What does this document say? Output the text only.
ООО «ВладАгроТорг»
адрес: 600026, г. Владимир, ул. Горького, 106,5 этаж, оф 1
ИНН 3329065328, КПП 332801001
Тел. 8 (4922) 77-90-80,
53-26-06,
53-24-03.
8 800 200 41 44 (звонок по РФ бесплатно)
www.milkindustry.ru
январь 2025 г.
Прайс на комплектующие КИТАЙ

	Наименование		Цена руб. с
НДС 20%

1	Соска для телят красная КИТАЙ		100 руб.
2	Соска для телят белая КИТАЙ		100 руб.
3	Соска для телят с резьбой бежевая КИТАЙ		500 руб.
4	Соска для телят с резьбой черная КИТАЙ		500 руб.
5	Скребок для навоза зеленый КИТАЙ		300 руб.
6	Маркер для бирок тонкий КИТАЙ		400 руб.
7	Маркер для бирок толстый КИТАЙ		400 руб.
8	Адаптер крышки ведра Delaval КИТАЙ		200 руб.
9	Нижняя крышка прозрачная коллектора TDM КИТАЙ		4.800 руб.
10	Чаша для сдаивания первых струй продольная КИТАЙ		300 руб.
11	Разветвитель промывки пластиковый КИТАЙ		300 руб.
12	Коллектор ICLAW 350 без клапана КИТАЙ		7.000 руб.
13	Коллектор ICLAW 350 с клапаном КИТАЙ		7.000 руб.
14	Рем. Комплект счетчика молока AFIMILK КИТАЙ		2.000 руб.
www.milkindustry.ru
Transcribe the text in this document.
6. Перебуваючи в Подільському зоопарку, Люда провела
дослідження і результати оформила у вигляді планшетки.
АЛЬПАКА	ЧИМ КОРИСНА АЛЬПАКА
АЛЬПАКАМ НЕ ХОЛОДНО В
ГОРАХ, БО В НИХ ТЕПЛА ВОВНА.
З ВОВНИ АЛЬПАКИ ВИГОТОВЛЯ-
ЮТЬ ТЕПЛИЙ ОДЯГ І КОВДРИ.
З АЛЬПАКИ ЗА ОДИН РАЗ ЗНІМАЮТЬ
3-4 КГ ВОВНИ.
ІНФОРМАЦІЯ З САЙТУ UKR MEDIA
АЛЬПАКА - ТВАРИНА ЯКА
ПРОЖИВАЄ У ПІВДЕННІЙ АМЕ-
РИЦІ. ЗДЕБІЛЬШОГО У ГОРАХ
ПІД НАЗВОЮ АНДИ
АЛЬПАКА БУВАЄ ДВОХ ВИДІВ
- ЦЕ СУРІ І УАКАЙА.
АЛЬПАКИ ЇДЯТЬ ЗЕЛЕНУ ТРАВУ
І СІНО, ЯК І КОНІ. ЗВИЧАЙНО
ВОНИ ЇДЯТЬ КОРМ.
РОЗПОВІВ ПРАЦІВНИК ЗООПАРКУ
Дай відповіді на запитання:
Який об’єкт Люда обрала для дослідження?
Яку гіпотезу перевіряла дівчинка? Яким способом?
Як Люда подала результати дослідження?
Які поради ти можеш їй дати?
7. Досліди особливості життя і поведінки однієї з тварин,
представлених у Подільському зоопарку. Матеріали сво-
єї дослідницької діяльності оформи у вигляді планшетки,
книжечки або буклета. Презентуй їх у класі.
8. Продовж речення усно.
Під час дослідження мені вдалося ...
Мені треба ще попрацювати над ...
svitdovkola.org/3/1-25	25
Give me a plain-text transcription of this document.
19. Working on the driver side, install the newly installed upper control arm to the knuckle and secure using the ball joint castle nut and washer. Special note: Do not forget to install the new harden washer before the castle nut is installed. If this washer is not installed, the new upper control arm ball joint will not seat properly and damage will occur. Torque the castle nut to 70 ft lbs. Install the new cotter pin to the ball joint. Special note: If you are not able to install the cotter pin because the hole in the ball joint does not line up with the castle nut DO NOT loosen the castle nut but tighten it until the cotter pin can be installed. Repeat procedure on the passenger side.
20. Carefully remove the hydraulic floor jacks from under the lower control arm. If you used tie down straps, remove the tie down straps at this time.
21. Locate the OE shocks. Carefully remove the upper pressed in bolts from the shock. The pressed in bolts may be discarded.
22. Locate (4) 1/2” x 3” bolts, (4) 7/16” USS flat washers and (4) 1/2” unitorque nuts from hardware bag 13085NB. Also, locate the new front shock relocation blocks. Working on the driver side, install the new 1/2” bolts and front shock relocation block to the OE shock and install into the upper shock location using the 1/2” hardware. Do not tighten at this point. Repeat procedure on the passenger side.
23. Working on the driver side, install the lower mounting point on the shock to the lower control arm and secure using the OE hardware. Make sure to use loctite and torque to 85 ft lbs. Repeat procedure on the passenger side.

· · · · ·

TASK DETAILS
Once more, set down the full listing, verbatim.

WRITTEN SOLUTION
What does this document say? Output the text only.
ООО «ВладАгроТорг»
адрес: 600026, г. Владимир, ул. Горького, 106,5 этаж, оф 1
ИНН 3329065328, КПП 332801001
Тел. 8 (4922) 77-90-80,
53-26-06,
53-24-03.
8 800 200 41 44 (звонок по РФ бесплатно)
www.milkindustry.ru
январь 2025 г.
Прайс на комплектующие КИТАЙ

	Наименование		Цена руб. с
НДС 20%

1	Соска для телят красная КИТАЙ		100 руб.
2	Соска для телят белая КИТАЙ		100 руб.
3	Соска для телят с резьбой бежевая КИТАЙ		500 руб.
4	Соска для телят с резьбой черная КИТАЙ		500 руб.
5	Скребок для навоза зеленый КИТАЙ		300 руб.
6	Маркер для бирок тонкий КИТАЙ		400 руб.
7	Маркер для бирок толстый КИТАЙ		400 руб.
8	Адаптер крышки ведра Delaval КИТАЙ		200 руб.
9	Нижняя крышка прозрачная коллектора TDM КИТАЙ		4.800 руб.
10	Чаша для сдаивания первых струй продольная КИТАЙ		300 руб.
11	Разветвитель промывки пластиковый КИТАЙ		300 руб.
12	Коллектор ICLAW 350 без клапана КИТАЙ		7.000 руб.
13	Коллектор ICLAW 350 с клапаном КИТАЙ		7.000 руб.
14	Рем. Комплект счетчика молока AFIMILK КИТАЙ		2.000 руб.
www.milkindustry.ru
Transcribe the text in this document.
6. Перебуваючи в Подільському зоопарку, Люда провела
дослідження і результати оформила у вигляді планшетки.
АЛЬПАКА	ЧИМ КОРИСНА АЛЬПАКА
АЛЬПАКАМ НЕ ХОЛОДНО В
ГОРАХ, БО В НИХ ТЕПЛА ВОВНА.
З ВОВНИ АЛЬПАКИ ВИГОТОВЛЯ-
ЮТЬ ТЕПЛИЙ ОДЯГ І КОВДРИ.
З АЛЬПАКИ ЗА ОДИН РАЗ ЗНІМАЮТЬ
3-4 КГ ВОВНИ.
ІНФОРМАЦІЯ З САЙТУ UKR MEDIA
АЛЬПАКА - ТВАРИНА ЯКА
ПРОЖИВАЄ У ПІВДЕННІЙ АМЕ-
РИЦІ. ЗДЕБІЛЬШОГО У ГОРАХ
ПІД НАЗВОЮ АНДИ
АЛЬПАКА БУВАЄ ДВОХ ВИДІВ
- ЦЕ СУРІ І УАКАЙА.
АЛЬПАКИ ЇДЯТЬ ЗЕЛЕНУ ТРАВУ
І СІНО, ЯК І КОНІ. ЗВИЧАЙНО
ВОНИ ЇДЯТЬ КОРМ.
РОЗПОВІВ ПРАЦІВНИК ЗООПАРКУ
Дай відповіді на запитання:
Який об’єкт Люда обрала для дослідження?
Яку гіпотезу перевіряла дівчинка? Яким способом?
Як Люда подала результати дослідження?
Які поради ти можеш їй дати?
7. Досліди особливості життя і поведінки однієї з тварин,
представлених у Подільському зоопарку. Матеріали сво-
єї дослідницької діяльності оформи у вигляді планшетки,
книжечки або буклета. Презентуй їх у класі.
8. Продовж речення усно.
Під час дослідження мені вдалося ...
Мені треба ще попрацювати над ...
svitdovkola.org/3/1-25	25
Give me a plain-text transcription of this document.
19. Working on the driver side, install the newly installed upper control arm to the knuckle and secure using the ball joint castle nut and washer. Special note: Do not forget to install the new harden washer before the castle nut is installed. If this washer is not installed, the new upper control arm ball joint will not seat properly and damage will occur. Torque the castle nut to 70 ft lbs. Install the new cotter pin to the ball joint. Special note: If you are not able to install the cotter pin because the hole in the ball joint does not line up with the castle nut DO NOT loosen the castle nut but tighten it until the cotter pin can be installed. Repeat procedure on the passenger side.
20. Carefully remove the hydraulic floor jacks from under the lower control arm. If you used tie down straps, remove the tie down straps at this time.
21. Locate the OE shocks. Carefully remove the upper pressed in bolts from the shock. The pressed in bolts may be discarded.
22. Locate (4) 1/2” x 3” bolts, (4) 7/16” USS flat washers and (4) 1/2” unitorque nuts from hardware bag 13085NB. Also, locate the new front shock relocation blocks. Working on the driver side, install the new 1/2” bolts and front shock relocation block to the OE shock and install into the upper shock location using the 1/2” hardware. Do not tighten at this point. Repeat procedure on the passenger side.
23. Working on the driver side, install the lower mounting point on the shock to the lower control arm and secure using the OE hardware. Make sure to use loctite and torque to 85 ft lbs. Repeat procedure on the passenger side.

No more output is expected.